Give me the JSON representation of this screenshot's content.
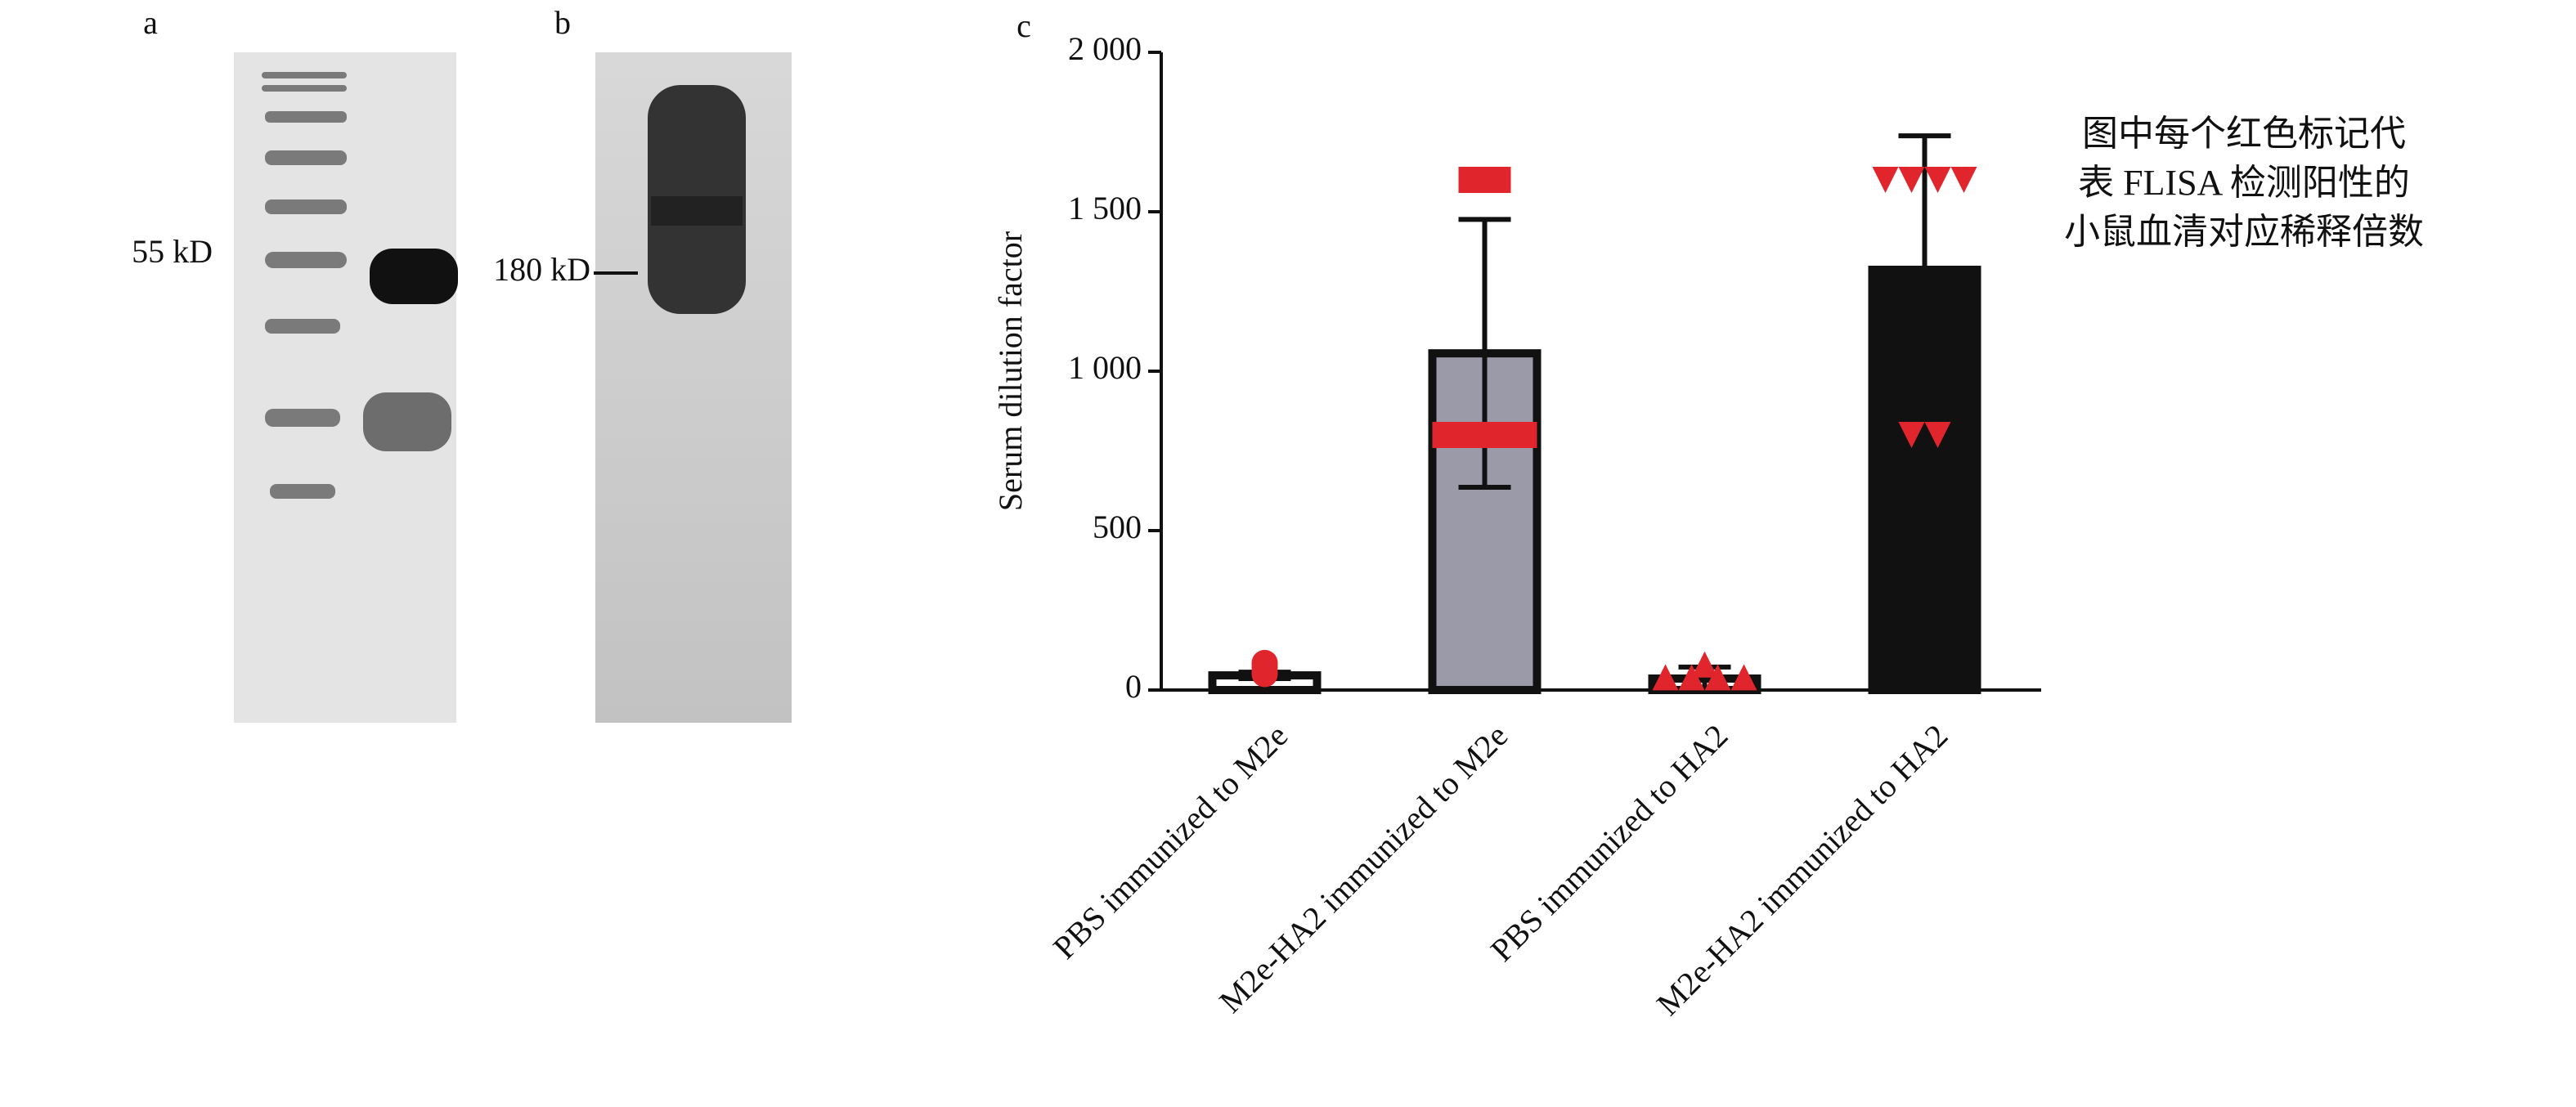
{
  "panel_labels": [
    "a",
    "b",
    "c"
  ],
  "blot_labels": [
    "55 kD",
    "180 kD"
  ],
  "chart_data": {
    "type": "bar",
    "ylabel": "Serum dilution factor",
    "categories": [
      "PBS immunized to M2e",
      "M2e-HA2 immunized to M2e",
      "PBS immunized to HA2",
      "M2e-HA2 immunized to HA2"
    ],
    "values": [
      46,
      1056,
      36,
      1318
    ],
    "errors": [
      10,
      420,
      36,
      420
    ],
    "colors": [
      "#ffffff",
      "#9a9aa8",
      "#ffffff",
      "#111111"
    ],
    "points": [
      [
        85,
        80,
        70,
        55,
        50
      ],
      [
        1600,
        1600,
        800,
        800,
        800,
        800
      ],
      [
        40,
        40,
        80,
        40,
        40
      ],
      [
        1600,
        1600,
        1600,
        1600,
        800,
        800
      ]
    ],
    "markers": [
      "circle",
      "square",
      "triangle",
      "triangle-down"
    ],
    "point_color": "#e0262c",
    "ylim": [
      0,
      2000
    ],
    "yticks": [
      0,
      500,
      {
        "value": 1000,
        "label": "1 000"
      },
      {
        "value": 1500,
        "label": "1 500"
      },
      {
        "value": 2000,
        "label": "2 000"
      }
    ],
    "annotation": [
      "图中每个红色标记代",
      "表 FLISA 检测阳性的",
      "小鼠血清对应稀释倍数"
    ]
  }
}
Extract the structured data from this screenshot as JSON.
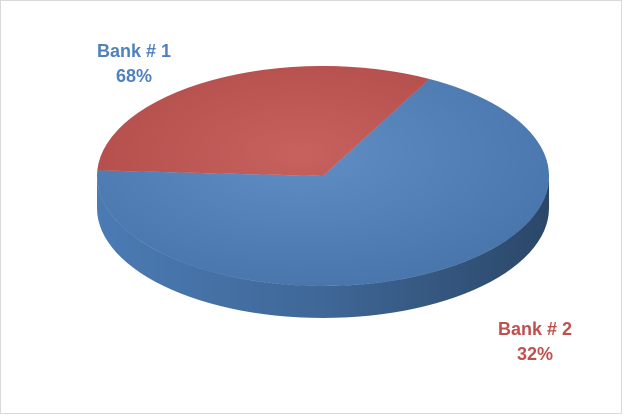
{
  "chart_data": {
    "type": "pie",
    "style": "3d",
    "title": "",
    "categories": [
      "Bank # 1",
      "Bank # 2"
    ],
    "values": [
      68,
      32
    ],
    "value_labels": [
      "68%",
      "32%"
    ],
    "colors": [
      "#4f81bd",
      "#c0504d"
    ],
    "legend": "none",
    "data_labels": "outside"
  }
}
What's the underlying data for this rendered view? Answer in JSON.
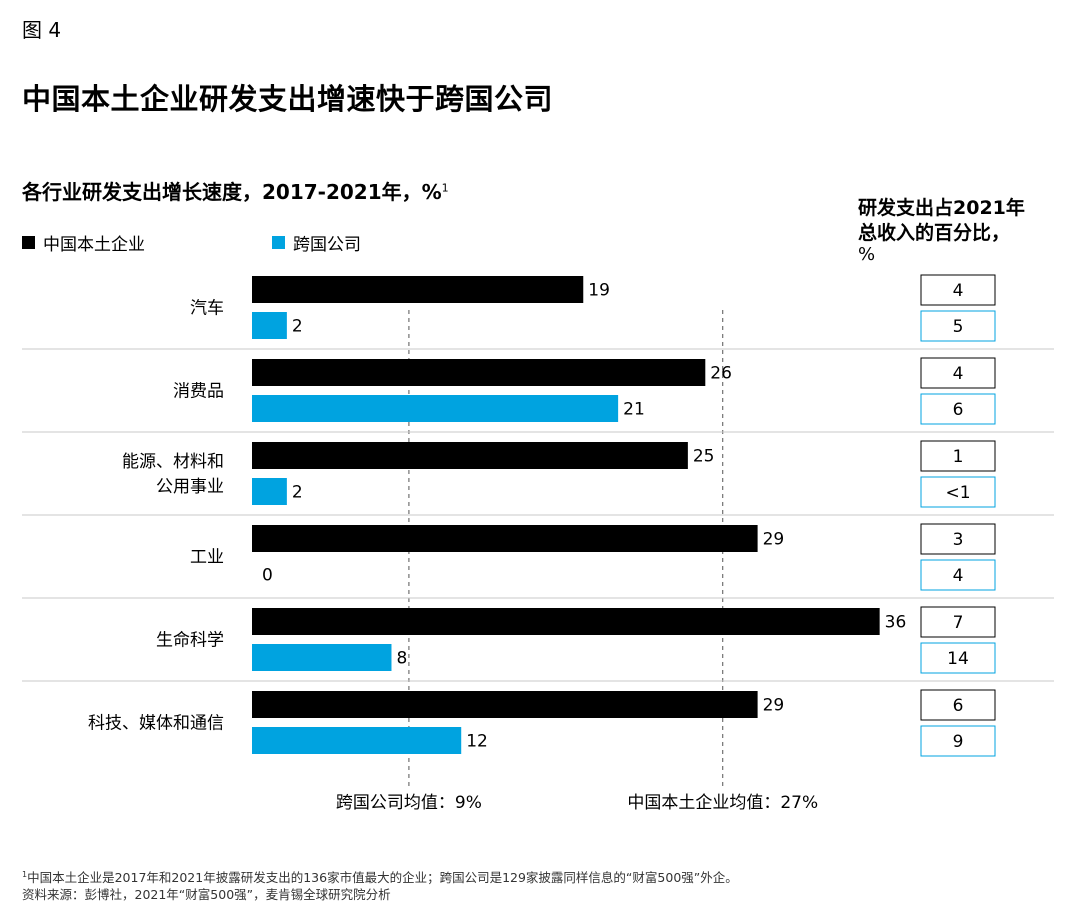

################

### BRIEF
All the records above need to be given again word for word. Skip the pictures.

### SOLUTION TO THE EXERCISE
Give me the JSON representation of this screenshot's content.
{
  "panel_labels": [
    "a",
    "b",
    "c"
  ],
  "blot_labels": [
    "55 kD",
    "180 kD"
  ],
  "chart_data": {
    "type": "bar",
    "ylabel": "Serum dilution factor",
    "categories": [
      "PBS immunized to M2e",
      "M2e-HA2 immunized to M2e",
      "PBS immunized to HA2",
      "M2e-HA2 immunized to HA2"
    ],
    "values": [
      46,
      1056,
      36,
      1318
    ],
    "errors": [
      10,
      420,
      36,
      420
    ],
    "colors": [
      "#ffffff",
      "#9a9aa8",
      "#ffffff",
      "#111111"
    ],
    "points": [
      [
        85,
        80,
        70,
        55,
        50
      ],
      [
        1600,
        1600,
        800,
        800,
        800,
        800
      ],
      [
        40,
        40,
        80,
        40,
        40
      ],
      [
        1600,
        1600,
        1600,
        1600,
        800,
        800
      ]
    ],
    "markers": [
      "circle",
      "square",
      "triangle",
      "triangle-down"
    ],
    "point_color": "#e0262c",
    "ylim": [
      0,
      2000
    ],
    "yticks": [
      0,
      500,
      {
        "value": 1000,
        "label": "1 000"
      },
      {
        "value": 1500,
        "label": "1 500"
      },
      {
        "value": 2000,
        "label": "2 000"
      }
    ],
    "annotation": [
      "图中每个红色标记代",
      "表 FLISA 检测阳性的",
      "小鼠血清对应稀释倍数"
    ]
  }
}
Extract the structured data from this screenshot as JSON.
{
  "chart_data": {
    "type": "pie",
    "style": "3d",
    "title": "",
    "categories": [
      "Bank # 1",
      "Bank # 2"
    ],
    "values": [
      68,
      32
    ],
    "value_labels": [
      "68%",
      "32%"
    ],
    "colors": [
      "#4f81bd",
      "#c0504d"
    ],
    "legend": "none",
    "data_labels": "outside"
  }
}
What's the underlying data for this rendered view? Answer in JSON.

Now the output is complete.